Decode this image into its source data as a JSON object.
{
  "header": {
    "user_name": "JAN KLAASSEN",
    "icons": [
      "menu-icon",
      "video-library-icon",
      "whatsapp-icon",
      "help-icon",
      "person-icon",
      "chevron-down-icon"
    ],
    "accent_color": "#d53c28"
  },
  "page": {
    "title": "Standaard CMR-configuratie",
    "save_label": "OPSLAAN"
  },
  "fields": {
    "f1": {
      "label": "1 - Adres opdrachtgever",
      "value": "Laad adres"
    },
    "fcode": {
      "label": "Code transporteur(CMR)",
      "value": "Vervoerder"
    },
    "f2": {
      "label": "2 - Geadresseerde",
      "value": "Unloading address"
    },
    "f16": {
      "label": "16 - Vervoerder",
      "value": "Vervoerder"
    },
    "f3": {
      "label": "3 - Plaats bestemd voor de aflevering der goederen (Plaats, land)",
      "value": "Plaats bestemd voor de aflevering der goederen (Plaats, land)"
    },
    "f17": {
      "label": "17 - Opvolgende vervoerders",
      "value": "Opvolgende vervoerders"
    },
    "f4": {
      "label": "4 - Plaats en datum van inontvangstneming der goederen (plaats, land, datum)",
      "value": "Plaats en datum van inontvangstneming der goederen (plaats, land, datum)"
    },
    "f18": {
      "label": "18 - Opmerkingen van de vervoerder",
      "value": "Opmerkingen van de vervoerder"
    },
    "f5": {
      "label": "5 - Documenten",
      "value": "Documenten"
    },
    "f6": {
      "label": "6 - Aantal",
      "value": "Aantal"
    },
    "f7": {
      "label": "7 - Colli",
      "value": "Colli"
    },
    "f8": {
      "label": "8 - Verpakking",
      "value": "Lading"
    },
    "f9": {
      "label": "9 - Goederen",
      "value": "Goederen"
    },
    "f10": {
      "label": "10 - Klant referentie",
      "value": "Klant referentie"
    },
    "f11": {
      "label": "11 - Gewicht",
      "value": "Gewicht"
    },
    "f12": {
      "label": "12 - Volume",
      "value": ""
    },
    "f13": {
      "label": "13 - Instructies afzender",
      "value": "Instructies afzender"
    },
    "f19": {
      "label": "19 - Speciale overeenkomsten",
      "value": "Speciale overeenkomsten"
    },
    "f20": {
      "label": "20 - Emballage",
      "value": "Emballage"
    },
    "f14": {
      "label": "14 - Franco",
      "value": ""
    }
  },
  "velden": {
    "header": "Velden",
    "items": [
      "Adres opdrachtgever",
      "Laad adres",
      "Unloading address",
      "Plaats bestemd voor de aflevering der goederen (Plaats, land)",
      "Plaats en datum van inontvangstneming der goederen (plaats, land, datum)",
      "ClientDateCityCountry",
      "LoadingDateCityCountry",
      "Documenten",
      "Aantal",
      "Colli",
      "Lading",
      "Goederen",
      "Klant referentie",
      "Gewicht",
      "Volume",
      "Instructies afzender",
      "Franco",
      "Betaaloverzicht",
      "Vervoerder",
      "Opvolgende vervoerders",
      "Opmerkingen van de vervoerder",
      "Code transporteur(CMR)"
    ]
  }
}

--*--

REQUIREMENTS
Give solely the number of lines in the data that contain the string "transporteur".

SOLUTION FOR THIS EXERCISE
2